Copy the listing verbatim, excluding any images found in it.

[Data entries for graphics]
┄┄┄┄┄┄┄┄┄┄┄┄┄┄┄┄┄┄┄┄

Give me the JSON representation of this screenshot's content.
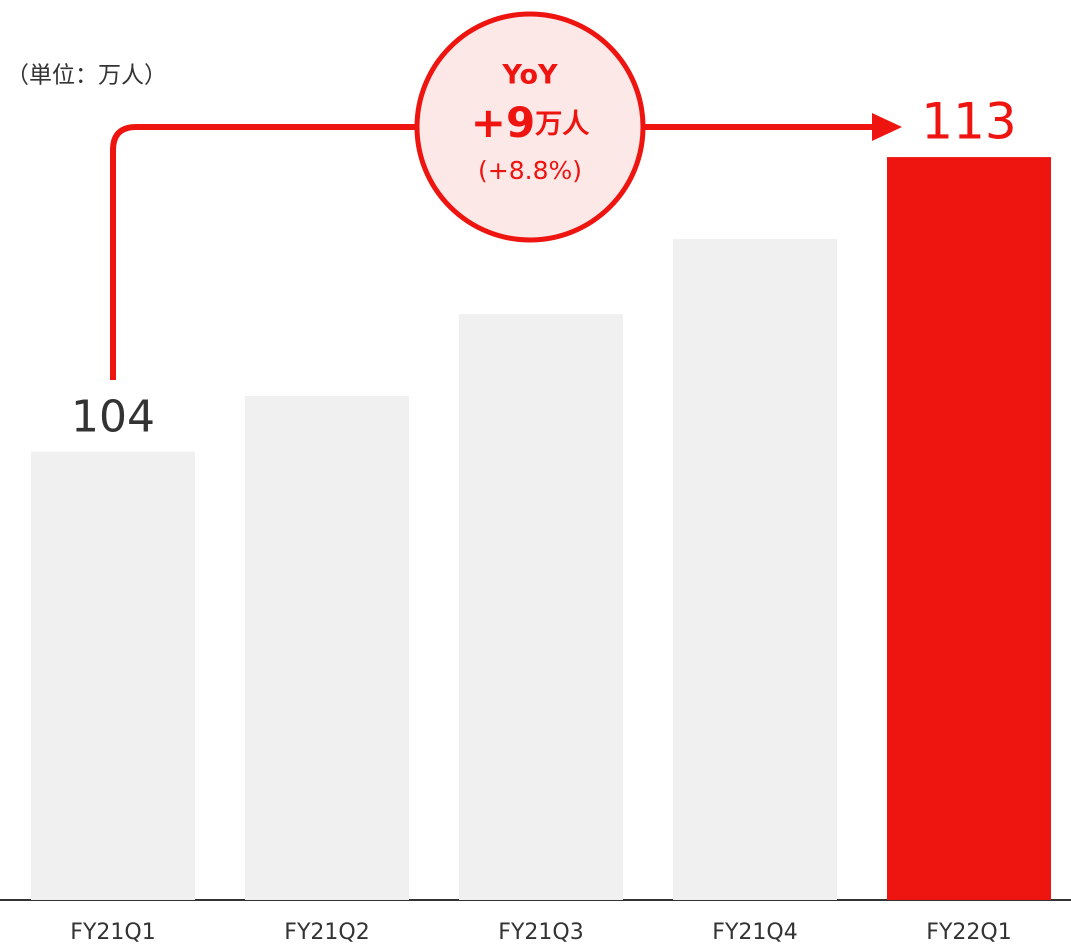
{
  "chart_data": {
    "type": "bar",
    "unit_label": "（単位：万人）",
    "categories": [
      "FY21Q1",
      "FY21Q2",
      "FY21Q3",
      "FY21Q4",
      "FY22Q1"
    ],
    "values": [
      104,
      105.7,
      108.2,
      110.5,
      113
    ],
    "value_labels": [
      "104",
      null,
      null,
      null,
      "113"
    ],
    "colors": [
      "#f0f0f0",
      "#f0f0f0",
      "#f0f0f0",
      "#f0f0f0",
      "#ee1410"
    ],
    "ylim": [
      90.3,
      117.8
    ],
    "annotation": {
      "title": "YoY",
      "value": "+9",
      "unit": "万人",
      "percent": "(+8.8%)"
    }
  }
}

┄┄┄┄┄┄┄┄┄┄┄┄┄┄┄┄┄┄┄┄

REPLY TO THE EXERCISE:
Give me the JSON representation of this screenshot's content.
{
  "chart_data": {
    "type": "bar",
    "unit_label": "（単位：万人）",
    "categories": [
      "FY21Q1",
      "FY21Q2",
      "FY21Q3",
      "FY21Q4",
      "FY22Q1"
    ],
    "values": [
      104,
      105.7,
      108.2,
      110.5,
      113
    ],
    "value_labels": [
      "104",
      null,
      null,
      null,
      "113"
    ],
    "colors": [
      "#f0f0f0",
      "#f0f0f0",
      "#f0f0f0",
      "#f0f0f0",
      "#ee1410"
    ],
    "ylim": [
      90.3,
      117.8
    ],
    "annotation": {
      "title": "YoY",
      "value": "+9",
      "unit": "万人",
      "percent": "(+8.8%)"
    }
  }
}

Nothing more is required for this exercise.